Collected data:

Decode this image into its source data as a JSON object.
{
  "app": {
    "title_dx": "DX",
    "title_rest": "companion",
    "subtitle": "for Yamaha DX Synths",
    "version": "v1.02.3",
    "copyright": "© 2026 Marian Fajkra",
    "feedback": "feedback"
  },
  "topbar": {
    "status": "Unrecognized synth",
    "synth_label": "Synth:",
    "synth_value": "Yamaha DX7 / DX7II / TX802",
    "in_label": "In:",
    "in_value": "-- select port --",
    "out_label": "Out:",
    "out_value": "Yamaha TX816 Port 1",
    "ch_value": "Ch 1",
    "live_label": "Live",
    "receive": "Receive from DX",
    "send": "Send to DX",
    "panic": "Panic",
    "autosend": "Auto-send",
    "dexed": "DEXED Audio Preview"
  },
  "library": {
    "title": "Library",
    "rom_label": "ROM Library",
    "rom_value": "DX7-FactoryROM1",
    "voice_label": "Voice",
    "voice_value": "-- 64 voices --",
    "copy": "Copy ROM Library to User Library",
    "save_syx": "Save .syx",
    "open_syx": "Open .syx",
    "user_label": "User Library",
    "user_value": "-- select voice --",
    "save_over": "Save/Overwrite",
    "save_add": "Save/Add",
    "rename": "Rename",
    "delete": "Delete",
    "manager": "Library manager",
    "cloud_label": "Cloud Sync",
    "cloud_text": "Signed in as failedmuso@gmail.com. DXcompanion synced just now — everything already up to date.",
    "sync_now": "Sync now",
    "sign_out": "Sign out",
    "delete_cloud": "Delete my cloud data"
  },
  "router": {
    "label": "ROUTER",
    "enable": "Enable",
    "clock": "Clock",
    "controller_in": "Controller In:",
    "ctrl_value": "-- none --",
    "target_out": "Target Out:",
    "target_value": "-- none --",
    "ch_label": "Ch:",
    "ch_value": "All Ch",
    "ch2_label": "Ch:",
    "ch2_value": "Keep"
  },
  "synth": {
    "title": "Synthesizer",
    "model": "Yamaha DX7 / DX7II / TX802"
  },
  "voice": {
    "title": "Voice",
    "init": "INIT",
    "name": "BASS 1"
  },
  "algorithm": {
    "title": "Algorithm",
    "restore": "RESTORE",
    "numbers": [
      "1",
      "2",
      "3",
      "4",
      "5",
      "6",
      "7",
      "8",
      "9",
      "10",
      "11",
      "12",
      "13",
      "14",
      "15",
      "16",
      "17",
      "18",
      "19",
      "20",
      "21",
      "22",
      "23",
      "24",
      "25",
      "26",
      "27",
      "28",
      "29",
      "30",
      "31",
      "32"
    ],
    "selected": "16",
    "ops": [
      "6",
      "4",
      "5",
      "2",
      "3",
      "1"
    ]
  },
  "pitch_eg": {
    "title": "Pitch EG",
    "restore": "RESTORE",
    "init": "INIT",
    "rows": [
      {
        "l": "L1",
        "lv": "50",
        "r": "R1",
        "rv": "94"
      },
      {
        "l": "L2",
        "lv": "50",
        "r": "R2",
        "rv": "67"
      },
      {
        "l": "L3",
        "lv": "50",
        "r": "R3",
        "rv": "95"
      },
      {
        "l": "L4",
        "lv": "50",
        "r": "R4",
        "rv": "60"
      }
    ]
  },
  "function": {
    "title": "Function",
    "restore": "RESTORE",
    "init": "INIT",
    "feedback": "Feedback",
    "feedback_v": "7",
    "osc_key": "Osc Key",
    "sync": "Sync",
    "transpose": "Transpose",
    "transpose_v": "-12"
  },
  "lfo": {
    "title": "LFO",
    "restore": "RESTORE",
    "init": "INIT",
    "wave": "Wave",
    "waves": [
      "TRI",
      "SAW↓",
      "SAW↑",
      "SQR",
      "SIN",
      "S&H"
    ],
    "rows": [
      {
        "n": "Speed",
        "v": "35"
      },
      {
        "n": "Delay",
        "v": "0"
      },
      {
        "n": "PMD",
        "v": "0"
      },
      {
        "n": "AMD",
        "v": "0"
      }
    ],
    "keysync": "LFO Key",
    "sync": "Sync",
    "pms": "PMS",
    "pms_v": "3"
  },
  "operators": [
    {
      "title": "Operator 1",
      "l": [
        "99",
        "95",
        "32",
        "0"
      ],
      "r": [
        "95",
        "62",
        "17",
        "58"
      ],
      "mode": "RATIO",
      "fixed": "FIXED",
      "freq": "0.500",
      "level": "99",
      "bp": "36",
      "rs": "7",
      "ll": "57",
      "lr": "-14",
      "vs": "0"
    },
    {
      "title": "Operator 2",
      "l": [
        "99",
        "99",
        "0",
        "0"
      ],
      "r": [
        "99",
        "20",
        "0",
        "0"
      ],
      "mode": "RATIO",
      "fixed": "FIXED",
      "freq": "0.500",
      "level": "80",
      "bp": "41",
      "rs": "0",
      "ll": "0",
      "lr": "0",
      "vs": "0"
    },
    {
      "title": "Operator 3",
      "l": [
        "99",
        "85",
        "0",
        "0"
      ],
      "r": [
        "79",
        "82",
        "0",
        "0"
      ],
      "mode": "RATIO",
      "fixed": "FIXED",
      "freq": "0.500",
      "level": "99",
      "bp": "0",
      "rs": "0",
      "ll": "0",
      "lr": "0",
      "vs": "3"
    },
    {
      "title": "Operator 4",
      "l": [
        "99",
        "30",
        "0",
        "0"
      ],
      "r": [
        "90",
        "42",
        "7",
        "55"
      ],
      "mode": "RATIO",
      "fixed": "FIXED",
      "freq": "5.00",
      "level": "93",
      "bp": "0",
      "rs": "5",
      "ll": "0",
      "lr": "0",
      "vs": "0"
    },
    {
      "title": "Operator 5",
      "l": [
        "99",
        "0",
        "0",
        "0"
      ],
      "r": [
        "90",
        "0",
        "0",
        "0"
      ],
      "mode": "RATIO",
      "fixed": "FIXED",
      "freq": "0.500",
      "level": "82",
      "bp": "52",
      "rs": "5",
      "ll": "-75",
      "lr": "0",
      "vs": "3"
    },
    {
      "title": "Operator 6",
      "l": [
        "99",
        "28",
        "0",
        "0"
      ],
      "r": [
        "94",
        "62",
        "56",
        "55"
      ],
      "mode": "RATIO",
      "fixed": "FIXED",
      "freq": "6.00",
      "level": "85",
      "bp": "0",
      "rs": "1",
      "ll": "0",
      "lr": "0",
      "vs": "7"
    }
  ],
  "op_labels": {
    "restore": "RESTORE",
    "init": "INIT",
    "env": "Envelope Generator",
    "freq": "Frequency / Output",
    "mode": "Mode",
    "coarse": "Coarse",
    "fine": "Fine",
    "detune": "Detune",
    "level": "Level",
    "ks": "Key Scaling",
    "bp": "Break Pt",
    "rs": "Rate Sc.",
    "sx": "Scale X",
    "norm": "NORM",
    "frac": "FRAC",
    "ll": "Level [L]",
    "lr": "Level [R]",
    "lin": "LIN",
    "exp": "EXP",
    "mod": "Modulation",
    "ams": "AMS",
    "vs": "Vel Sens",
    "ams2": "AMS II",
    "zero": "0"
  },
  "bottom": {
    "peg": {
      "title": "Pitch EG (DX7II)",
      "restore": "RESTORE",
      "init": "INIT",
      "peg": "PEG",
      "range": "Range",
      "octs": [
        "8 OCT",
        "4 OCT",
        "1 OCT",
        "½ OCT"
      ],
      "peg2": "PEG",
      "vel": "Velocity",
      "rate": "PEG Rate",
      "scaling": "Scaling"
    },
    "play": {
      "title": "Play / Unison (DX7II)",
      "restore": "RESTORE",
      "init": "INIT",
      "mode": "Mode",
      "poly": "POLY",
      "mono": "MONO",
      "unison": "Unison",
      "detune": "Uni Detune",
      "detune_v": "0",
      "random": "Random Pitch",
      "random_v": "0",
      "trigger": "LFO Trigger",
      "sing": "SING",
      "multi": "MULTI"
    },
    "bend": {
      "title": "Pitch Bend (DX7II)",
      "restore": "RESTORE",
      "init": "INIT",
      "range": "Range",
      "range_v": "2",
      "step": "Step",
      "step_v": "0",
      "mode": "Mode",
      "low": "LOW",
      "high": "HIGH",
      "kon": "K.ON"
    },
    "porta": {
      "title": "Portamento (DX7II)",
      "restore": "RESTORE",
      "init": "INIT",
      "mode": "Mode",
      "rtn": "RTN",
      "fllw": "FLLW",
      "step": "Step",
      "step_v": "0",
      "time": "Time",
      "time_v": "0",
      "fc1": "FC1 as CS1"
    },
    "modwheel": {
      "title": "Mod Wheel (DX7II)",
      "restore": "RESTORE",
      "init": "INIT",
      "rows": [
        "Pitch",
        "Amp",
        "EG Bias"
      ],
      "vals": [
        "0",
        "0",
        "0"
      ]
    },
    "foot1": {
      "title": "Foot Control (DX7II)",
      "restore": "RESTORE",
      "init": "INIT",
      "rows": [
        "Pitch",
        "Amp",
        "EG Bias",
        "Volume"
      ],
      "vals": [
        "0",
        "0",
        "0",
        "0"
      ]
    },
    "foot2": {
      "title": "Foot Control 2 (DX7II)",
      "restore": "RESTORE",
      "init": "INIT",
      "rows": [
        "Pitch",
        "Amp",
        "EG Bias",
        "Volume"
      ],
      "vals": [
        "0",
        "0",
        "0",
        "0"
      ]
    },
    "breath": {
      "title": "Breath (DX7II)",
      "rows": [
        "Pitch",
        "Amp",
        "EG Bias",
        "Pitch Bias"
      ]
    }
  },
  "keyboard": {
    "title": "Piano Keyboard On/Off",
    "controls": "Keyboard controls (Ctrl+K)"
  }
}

▸ **Short exercise**: Go through the listing above and list every line that has the word "Yamaha".

▸ **Exercise output**:
    "subtitle": "for Yamaha DX Synths",
    "synth_value": "Yamaha DX7 / DX7II / TX802",
    "out_value": "Yamaha TX816 Port 1",
    "model": "Yamaha DX7 / DX7II / TX802"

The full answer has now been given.